---- TASK INPUT

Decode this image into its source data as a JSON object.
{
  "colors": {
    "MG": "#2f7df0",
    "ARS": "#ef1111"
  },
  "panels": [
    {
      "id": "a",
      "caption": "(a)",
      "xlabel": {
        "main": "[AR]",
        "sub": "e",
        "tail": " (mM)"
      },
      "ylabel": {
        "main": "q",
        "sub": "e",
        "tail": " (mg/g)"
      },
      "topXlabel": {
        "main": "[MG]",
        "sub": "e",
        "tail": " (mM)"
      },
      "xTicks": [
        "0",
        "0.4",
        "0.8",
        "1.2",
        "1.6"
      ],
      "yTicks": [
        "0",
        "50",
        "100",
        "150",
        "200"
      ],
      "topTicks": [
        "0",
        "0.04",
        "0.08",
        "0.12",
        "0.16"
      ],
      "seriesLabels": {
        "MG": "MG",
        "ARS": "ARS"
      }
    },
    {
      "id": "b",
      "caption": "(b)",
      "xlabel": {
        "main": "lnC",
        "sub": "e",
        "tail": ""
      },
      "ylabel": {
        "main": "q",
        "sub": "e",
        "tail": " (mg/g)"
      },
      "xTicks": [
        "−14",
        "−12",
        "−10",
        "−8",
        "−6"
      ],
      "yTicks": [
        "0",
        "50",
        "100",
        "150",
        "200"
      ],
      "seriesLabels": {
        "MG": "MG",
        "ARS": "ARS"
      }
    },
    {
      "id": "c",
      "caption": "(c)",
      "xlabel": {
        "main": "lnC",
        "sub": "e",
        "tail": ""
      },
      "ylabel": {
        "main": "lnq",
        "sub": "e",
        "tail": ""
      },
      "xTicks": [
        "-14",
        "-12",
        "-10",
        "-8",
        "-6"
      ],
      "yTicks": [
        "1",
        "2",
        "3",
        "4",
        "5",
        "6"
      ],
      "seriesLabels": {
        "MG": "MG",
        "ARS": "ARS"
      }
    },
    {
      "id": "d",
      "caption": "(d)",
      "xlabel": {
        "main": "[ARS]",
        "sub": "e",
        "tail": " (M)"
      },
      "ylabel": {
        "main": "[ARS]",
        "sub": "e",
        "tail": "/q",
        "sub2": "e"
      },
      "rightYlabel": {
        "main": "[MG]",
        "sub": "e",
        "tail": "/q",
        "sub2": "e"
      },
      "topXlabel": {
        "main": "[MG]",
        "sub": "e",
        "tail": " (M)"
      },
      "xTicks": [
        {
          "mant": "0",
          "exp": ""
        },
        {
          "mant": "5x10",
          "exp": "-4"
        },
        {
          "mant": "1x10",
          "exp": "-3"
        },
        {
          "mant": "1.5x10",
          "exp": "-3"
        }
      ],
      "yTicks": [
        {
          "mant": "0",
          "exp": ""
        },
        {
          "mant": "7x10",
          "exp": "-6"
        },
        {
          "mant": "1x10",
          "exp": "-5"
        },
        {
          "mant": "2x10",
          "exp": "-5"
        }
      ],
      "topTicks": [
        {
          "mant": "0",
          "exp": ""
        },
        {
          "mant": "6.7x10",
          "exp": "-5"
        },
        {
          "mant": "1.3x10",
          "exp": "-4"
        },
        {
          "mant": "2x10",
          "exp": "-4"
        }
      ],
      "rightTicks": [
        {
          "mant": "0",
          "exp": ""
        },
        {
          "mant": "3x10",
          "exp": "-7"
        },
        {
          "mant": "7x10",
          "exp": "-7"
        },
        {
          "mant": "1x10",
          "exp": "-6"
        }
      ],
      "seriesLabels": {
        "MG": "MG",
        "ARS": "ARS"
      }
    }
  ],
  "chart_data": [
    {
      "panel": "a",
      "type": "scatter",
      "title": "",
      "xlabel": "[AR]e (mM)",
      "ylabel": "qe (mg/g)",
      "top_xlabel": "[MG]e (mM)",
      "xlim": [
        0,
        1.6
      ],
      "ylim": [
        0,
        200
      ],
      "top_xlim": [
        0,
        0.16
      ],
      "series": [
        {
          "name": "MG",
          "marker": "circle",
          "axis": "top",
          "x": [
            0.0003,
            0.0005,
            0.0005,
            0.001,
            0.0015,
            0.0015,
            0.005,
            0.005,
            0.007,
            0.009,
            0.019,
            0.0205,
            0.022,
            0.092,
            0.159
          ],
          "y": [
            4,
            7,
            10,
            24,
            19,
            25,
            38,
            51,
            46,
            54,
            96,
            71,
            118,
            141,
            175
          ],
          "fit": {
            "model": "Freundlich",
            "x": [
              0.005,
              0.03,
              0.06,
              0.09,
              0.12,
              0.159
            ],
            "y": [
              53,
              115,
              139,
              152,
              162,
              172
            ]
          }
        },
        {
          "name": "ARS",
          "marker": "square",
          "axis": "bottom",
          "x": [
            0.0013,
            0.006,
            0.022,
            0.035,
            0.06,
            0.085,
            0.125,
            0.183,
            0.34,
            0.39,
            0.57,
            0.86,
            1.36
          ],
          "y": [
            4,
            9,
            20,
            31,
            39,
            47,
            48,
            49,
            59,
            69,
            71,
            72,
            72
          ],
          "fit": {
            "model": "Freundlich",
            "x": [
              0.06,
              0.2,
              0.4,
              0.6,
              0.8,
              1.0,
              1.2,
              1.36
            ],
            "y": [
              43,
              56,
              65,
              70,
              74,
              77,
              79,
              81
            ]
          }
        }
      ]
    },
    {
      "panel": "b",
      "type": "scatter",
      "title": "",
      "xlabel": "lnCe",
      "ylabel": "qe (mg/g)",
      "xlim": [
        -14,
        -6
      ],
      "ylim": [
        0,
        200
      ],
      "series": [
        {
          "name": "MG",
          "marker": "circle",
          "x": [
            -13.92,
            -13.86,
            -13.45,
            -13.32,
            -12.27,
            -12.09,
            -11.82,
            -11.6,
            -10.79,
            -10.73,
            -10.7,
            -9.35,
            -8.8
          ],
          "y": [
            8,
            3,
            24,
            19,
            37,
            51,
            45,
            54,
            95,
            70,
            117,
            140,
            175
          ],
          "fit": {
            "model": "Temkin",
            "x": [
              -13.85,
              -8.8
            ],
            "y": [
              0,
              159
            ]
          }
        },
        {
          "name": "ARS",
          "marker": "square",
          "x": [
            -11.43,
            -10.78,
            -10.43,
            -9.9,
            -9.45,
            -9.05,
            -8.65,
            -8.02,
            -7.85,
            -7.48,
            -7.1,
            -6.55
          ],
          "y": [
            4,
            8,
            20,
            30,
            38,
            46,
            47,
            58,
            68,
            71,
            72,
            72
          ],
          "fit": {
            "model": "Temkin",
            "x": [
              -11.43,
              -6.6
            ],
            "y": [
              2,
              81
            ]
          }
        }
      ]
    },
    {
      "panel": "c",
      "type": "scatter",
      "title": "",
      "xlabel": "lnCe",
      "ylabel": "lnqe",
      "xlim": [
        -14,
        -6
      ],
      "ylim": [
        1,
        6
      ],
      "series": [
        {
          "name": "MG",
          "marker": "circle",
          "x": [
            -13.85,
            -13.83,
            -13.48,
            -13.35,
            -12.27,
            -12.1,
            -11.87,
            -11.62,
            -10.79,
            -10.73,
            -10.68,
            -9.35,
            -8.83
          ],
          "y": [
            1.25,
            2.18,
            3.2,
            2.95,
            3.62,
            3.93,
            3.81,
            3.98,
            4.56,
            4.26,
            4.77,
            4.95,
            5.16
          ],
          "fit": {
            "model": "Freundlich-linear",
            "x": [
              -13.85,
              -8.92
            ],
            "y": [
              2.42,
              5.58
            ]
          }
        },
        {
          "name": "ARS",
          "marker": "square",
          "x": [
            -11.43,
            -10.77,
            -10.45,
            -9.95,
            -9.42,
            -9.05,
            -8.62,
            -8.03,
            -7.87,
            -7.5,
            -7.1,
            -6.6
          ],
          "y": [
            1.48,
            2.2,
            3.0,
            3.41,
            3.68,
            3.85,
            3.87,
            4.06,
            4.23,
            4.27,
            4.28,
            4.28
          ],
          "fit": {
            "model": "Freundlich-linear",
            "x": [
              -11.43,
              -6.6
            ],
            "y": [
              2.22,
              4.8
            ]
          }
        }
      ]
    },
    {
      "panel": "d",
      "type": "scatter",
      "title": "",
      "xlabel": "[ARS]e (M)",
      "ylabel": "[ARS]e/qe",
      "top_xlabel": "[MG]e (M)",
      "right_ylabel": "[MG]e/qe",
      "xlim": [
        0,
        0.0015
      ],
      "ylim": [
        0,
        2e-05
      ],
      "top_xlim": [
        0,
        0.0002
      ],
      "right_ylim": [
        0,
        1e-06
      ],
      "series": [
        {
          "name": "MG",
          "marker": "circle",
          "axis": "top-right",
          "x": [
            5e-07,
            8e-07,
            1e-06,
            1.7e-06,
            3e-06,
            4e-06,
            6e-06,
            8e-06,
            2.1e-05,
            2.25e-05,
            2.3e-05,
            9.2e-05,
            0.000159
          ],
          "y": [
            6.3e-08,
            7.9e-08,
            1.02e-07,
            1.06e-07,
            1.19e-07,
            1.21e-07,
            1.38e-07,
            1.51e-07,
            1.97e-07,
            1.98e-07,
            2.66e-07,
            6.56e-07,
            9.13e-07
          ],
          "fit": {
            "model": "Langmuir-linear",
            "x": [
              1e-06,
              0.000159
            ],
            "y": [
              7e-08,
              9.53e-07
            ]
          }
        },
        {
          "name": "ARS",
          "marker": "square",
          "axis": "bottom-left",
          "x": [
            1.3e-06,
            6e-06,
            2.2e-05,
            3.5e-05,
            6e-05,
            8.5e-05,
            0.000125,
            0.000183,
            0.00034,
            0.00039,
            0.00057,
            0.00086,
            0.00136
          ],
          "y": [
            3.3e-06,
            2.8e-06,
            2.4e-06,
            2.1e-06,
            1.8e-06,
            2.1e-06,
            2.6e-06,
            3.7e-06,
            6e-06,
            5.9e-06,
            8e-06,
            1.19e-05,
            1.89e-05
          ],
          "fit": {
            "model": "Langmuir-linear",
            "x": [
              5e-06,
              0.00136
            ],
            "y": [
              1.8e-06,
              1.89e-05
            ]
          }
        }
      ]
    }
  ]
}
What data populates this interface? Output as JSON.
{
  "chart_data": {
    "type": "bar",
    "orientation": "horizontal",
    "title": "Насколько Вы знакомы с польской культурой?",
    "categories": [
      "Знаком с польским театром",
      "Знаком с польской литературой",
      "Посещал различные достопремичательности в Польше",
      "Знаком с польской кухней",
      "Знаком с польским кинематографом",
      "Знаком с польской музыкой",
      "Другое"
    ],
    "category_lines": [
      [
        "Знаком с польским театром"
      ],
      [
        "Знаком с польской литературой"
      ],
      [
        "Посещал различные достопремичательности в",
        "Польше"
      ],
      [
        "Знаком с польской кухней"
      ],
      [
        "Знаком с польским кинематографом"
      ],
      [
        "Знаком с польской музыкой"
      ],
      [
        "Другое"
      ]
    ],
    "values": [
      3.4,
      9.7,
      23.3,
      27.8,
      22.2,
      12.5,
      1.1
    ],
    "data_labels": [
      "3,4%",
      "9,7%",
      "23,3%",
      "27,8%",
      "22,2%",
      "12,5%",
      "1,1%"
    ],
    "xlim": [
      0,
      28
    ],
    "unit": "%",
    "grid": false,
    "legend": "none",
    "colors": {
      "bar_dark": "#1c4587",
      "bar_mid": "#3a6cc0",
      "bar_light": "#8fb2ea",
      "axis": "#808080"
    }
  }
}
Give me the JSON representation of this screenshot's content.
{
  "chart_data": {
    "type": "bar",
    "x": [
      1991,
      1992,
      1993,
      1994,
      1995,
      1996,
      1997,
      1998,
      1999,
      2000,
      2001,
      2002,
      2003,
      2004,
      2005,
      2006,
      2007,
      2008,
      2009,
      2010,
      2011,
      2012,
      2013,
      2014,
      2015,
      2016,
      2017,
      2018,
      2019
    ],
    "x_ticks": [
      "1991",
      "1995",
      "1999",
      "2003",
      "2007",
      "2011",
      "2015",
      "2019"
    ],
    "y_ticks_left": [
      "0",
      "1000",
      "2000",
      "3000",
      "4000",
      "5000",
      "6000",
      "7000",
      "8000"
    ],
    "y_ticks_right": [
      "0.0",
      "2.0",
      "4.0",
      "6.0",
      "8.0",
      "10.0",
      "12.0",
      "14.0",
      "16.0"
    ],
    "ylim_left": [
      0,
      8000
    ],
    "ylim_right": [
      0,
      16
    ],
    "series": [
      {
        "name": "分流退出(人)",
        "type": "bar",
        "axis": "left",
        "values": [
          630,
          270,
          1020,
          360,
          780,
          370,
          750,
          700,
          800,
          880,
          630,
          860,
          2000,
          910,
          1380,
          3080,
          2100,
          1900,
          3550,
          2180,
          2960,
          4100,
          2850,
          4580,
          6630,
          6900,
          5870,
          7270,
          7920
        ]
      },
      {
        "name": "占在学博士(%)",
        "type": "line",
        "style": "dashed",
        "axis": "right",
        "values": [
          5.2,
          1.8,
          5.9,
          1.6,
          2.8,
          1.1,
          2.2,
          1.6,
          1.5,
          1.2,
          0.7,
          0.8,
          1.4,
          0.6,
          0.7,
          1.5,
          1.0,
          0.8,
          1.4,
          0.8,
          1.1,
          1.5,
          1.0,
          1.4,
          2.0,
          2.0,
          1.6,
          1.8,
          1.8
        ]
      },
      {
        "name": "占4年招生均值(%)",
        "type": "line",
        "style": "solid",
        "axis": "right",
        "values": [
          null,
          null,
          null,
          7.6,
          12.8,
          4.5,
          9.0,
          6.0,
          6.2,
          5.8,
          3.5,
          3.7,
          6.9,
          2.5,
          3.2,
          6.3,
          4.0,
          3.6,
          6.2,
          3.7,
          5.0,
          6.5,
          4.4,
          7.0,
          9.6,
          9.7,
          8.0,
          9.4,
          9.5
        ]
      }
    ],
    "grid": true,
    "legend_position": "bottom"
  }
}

--------

> [WRITTEN PROBLEM] Using the data above, say how many lines include "this". No other reply is needed.

> [EXERCISE RESULT] 3